**Stored rows:**
=-=-=-=-=
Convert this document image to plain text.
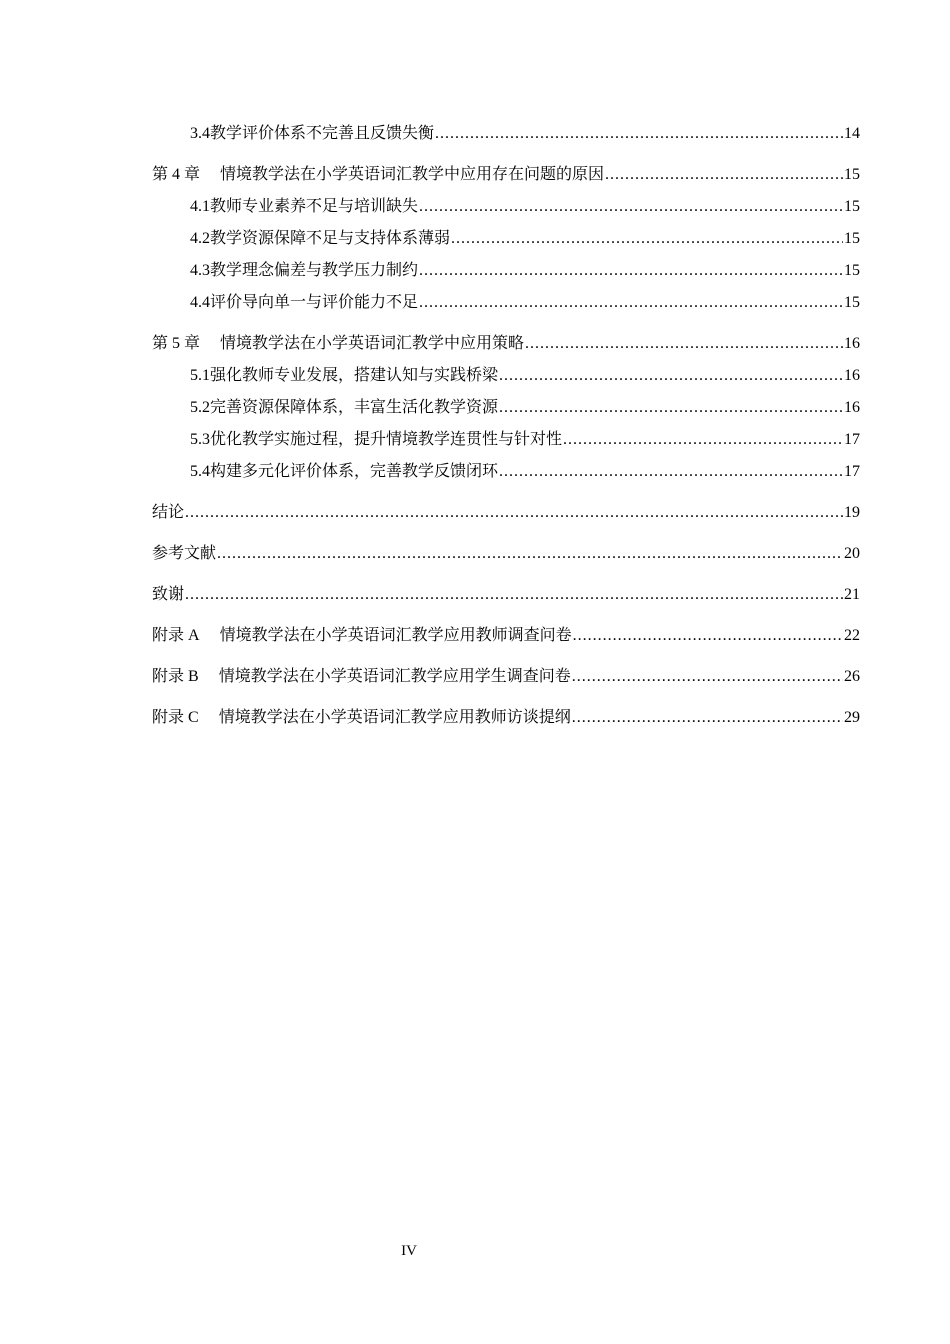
3.4 教学评价体系不完善且反馈失衡 .....	14
第 4 章 情境教学法在小学英语词汇教学中应用存在问题的原因 .....	15
4.1 教师专业素养不足与培训缺失 .....	15
4.2 教学资源保障不足与支持体系薄弱 .....	15
4.3 教学理念偏差与教学压力制约 .....	15
4.4 评价导向单一与评价能力不足 .....	15
第 5 章 情境教学法在小学英语词汇教学中应用策略 .....	16
5.1 强化教师专业发展，搭建认知与实践桥梁 .....	16
5.2 完善资源保障体系，丰富生活化教学资源 .....	16
5.3 优化教学实施过程，提升情境教学连贯性与针对性 .....	17
5.4 构建多元化评价体系，完善教学反馈闭环 .....	17
结论 .....	19
参考文献 .....	20
致谢 .....	21
附录 A 情境教学法在小学英语词汇教学应用教师调查问卷 .....	22
附录 B 情境教学法在小学英语词汇教学应用学生调查问卷 .....	26
附录 C 情境教学法在小学英语词汇教学应用教师访谈提纲 .....	29
IV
=-=-=-=-=
**Exercise instructions:** Set down the complete material exactly, but do not include the images.

**Full response:**
Convert this document image to plain text.
3.4 教学评价体系不完善且反馈失衡 .....	14
第 4 章 情境教学法在小学英语词汇教学中应用存在问题的原因 .....	15
4.1 教师专业素养不足与培训缺失 .....	15
4.2 教学资源保障不足与支持体系薄弱 .....	15
4.3 教学理念偏差与教学压力制约 .....	15
4.4 评价导向单一与评价能力不足 .....	15
第 5 章 情境教学法在小学英语词汇教学中应用策略 .....	16
5.1 强化教师专业发展，搭建认知与实践桥梁 .....	16
5.2 完善资源保障体系，丰富生活化教学资源 .....	16
5.3 优化教学实施过程，提升情境教学连贯性与针对性 .....	17
5.4 构建多元化评价体系，完善教学反馈闭环 .....	17
结论 .....	19
参考文献 .....	20
致谢 .....	21
附录 A 情境教学法在小学英语词汇教学应用教师调查问卷 .....	22
附录 B 情境教学法在小学英语词汇教学应用学生调查问卷 .....	26
附录 C 情境教学法在小学英语词汇教学应用教师访谈提纲 .....	29
IV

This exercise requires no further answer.